Input rows

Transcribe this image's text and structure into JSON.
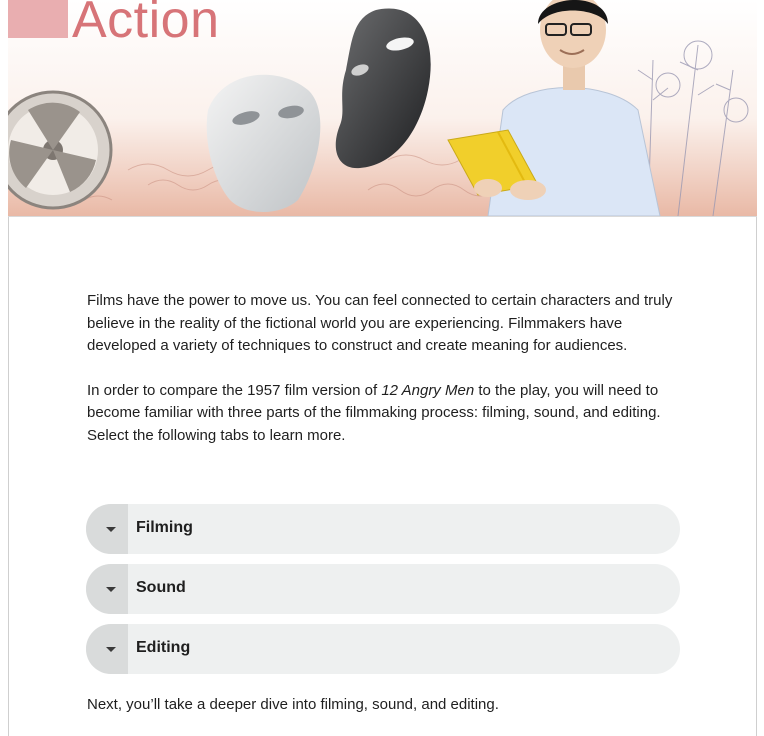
{
  "banner": {
    "title": "Action",
    "colors": {
      "title": "#d77478",
      "title_block": "#e9aeb0",
      "book": "#f1cf2b",
      "shirt": "#dbe6f6"
    },
    "icons": [
      "film-reel-icon",
      "white-mask-icon",
      "black-mask-icon",
      "reading-student-icon",
      "yellow-book-icon"
    ]
  },
  "intro": {
    "paragraph1": "Films have the power to move us. You can feel connected to certain characters and truly believe in the reality of the fictional world you are experiencing. Filmmakers have developed a variety of techniques to construct and create meaning for audiences.",
    "paragraph2_before": "In order to compare the 1957 film version of ",
    "paragraph2_italic": "12 Angry Men",
    "paragraph2_after": " to the play, you will need to become familiar with three parts of the filmmaking process: filming, sound, and editing. Select the following tabs to learn more."
  },
  "accordion": {
    "items": [
      {
        "label": "Filming",
        "expanded": false
      },
      {
        "label": "Sound",
        "expanded": false
      },
      {
        "label": "Editing",
        "expanded": false
      }
    ]
  },
  "footer": {
    "text": "Next, you’ll take a deeper dive into filming, sound, and editing."
  }
}
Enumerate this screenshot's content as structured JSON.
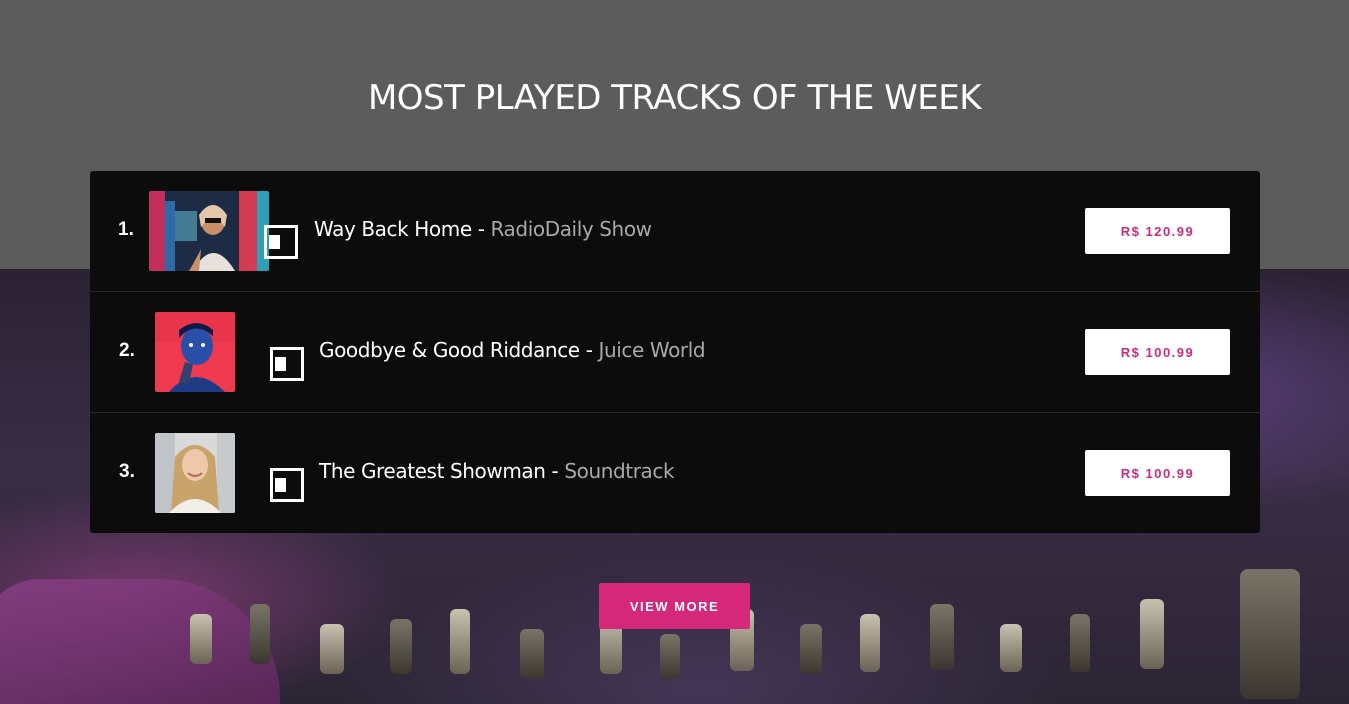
{
  "section": {
    "title": "MOST PLAYED TRACKS OF THE WEEK"
  },
  "tracks": [
    {
      "rank": "1.",
      "song": "Way Back Home",
      "separator": "-",
      "artist": "RadioDaily Show",
      "price": "R$ 120.99"
    },
    {
      "rank": "2.",
      "song": "Goodbye & Good Riddance",
      "separator": "-",
      "artist": "Juice World",
      "price": "R$ 100.99"
    },
    {
      "rank": "3.",
      "song": "The Greatest Showman",
      "separator": "-",
      "artist": "Soundtrack",
      "price": "R$ 100.99"
    }
  ],
  "actions": {
    "view_more": "VIEW MORE"
  },
  "colors": {
    "accent": "#d6287a",
    "panel": "#0c0c0c",
    "header_bg": "#5c5c5c",
    "artist_text": "#a9a9a9"
  },
  "icons": {
    "play": "play-icon"
  }
}
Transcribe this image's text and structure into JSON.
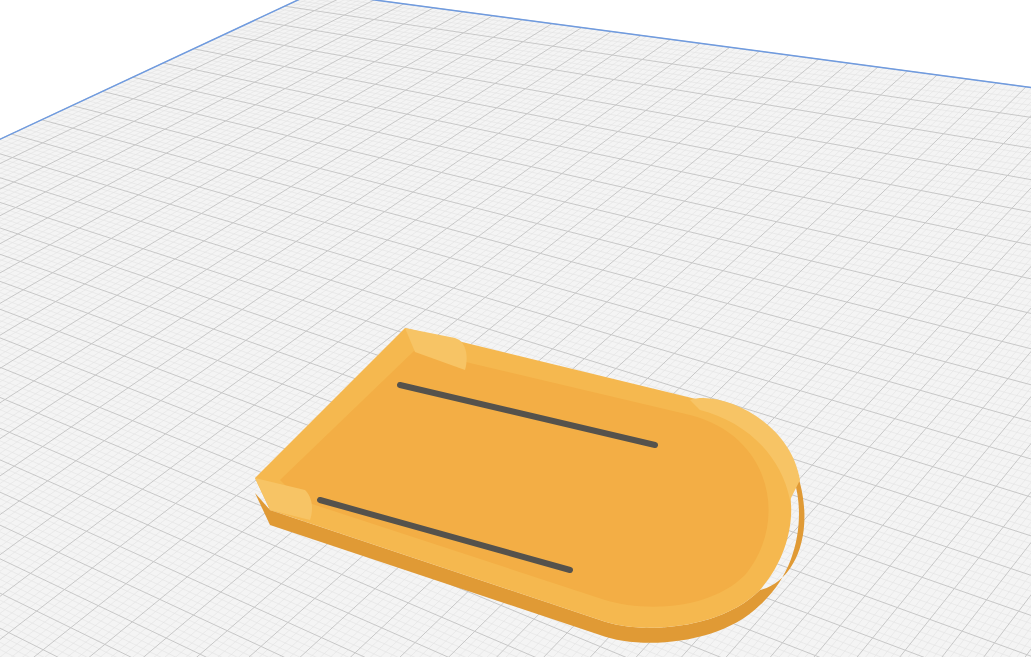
{
  "scene": {
    "models": [
      {
        "kind": "tray"
      }
    ]
  }
}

Problem details
Without the pictures, extract every entry verbatim.

Full answer
Transcribe this image's text and structure into JSON.
{
  "banner": {
    "title": "Action",
    "colors": {
      "title": "#d77478",
      "title_block": "#e9aeb0",
      "book": "#f1cf2b",
      "shirt": "#dbe6f6"
    },
    "icons": [
      "film-reel-icon",
      "white-mask-icon",
      "black-mask-icon",
      "reading-student-icon",
      "yellow-book-icon"
    ]
  },
  "intro": {
    "paragraph1": "Films have the power to move us. You can feel connected to certain characters and truly believe in the reality of the fictional world you are experiencing. Filmmakers have developed a variety of techniques to construct and create meaning for audiences.",
    "paragraph2_before": "In order to compare the 1957 film version of ",
    "paragraph2_italic": "12 Angry Men",
    "paragraph2_after": " to the play, you will need to become familiar with three parts of the filmmaking process: filming, sound, and editing. Select the following tabs to learn more."
  },
  "accordion": {
    "items": [
      {
        "label": "Filming",
        "expanded": false
      },
      {
        "label": "Sound",
        "expanded": false
      },
      {
        "label": "Editing",
        "expanded": false
      }
    ]
  },
  "footer": {
    "text": "Next, you’ll take a deeper dive into filming, sound, and editing."
  }
}
Enumerate this screenshot's content as structured JSON.
{
  "section": {
    "title": "MOST PLAYED TRACKS OF THE WEEK"
  },
  "tracks": [
    {
      "rank": "1.",
      "song": "Way Back Home",
      "separator": "-",
      "artist": "RadioDaily Show",
      "price": "R$ 120.99"
    },
    {
      "rank": "2.",
      "song": "Goodbye & Good Riddance",
      "separator": "-",
      "artist": "Juice World",
      "price": "R$ 100.99"
    },
    {
      "rank": "3.",
      "song": "The Greatest Showman",
      "separator": "-",
      "artist": "Soundtrack",
      "price": "R$ 100.99"
    }
  ],
  "actions": {
    "view_more": "VIEW MORE"
  },
  "colors": {
    "accent": "#d6287a",
    "panel": "#0c0c0c",
    "header_bg": "#5c5c5c",
    "artist_text": "#a9a9a9"
  },
  "icons": {
    "play": "play-icon"
  }
}
Transcribe this image's text and structure into JSON.
{
  "scene": {
    "models": [
      {
        "kind": "tray"
      }
    ]
  }
}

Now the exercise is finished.